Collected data

** begin **

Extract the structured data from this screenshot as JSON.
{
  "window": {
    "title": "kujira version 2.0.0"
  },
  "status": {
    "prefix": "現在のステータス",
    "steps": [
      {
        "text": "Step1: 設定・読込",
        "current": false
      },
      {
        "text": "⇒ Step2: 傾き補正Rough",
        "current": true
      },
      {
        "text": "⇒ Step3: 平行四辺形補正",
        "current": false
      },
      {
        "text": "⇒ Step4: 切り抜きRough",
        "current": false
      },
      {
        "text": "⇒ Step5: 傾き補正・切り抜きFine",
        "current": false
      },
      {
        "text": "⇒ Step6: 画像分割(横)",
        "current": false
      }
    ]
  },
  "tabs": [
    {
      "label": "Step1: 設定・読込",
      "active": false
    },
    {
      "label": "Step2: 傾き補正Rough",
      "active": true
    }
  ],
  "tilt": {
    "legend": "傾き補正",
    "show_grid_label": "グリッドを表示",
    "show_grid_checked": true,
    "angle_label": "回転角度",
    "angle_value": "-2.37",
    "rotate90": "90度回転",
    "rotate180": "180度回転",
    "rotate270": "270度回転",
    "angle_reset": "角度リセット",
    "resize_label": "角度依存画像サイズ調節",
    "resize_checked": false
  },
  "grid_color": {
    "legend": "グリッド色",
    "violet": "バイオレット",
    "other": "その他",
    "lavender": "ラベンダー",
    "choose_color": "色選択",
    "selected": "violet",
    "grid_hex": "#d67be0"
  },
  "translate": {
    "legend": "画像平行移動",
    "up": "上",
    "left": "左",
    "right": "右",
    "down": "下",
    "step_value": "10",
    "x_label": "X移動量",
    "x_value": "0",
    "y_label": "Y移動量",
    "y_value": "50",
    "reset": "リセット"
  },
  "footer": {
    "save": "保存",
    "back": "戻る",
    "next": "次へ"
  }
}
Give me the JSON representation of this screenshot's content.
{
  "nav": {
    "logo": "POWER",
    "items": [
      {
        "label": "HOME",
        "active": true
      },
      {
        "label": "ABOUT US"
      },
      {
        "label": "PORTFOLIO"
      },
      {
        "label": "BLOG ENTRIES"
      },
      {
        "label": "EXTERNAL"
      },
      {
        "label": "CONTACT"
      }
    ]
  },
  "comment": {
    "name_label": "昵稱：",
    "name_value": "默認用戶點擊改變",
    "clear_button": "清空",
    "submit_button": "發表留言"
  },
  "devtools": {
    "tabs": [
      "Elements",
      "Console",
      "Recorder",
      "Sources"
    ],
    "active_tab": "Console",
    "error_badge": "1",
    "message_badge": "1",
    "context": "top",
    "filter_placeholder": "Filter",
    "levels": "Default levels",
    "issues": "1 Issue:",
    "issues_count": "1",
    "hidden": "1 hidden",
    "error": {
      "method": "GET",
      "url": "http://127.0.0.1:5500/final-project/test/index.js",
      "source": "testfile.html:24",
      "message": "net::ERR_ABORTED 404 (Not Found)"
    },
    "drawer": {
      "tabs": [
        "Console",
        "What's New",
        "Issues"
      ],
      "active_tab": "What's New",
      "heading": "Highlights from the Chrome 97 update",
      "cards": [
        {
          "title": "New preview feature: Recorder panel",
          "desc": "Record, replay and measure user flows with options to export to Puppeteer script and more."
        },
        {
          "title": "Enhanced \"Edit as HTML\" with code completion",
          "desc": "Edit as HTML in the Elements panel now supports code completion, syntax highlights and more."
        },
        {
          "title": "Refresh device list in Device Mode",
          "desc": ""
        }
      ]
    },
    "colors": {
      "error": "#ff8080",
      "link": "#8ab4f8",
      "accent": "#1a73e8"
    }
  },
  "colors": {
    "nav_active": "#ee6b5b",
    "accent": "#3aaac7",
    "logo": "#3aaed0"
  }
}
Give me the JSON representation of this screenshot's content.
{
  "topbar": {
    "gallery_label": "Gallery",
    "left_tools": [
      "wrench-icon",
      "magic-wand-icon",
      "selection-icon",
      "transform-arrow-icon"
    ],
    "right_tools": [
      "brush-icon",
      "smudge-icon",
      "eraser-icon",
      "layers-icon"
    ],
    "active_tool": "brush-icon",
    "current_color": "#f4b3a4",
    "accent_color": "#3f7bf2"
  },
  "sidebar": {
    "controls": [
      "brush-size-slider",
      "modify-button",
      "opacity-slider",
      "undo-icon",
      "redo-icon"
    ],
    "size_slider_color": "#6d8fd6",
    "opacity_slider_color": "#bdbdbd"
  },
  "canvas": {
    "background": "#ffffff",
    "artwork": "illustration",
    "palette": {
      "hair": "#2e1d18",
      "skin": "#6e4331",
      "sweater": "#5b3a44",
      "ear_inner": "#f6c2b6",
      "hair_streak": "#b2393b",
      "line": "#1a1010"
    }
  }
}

** end **

Write only the number of lines in the data above that include "more".

● **IN RESPONSE**
2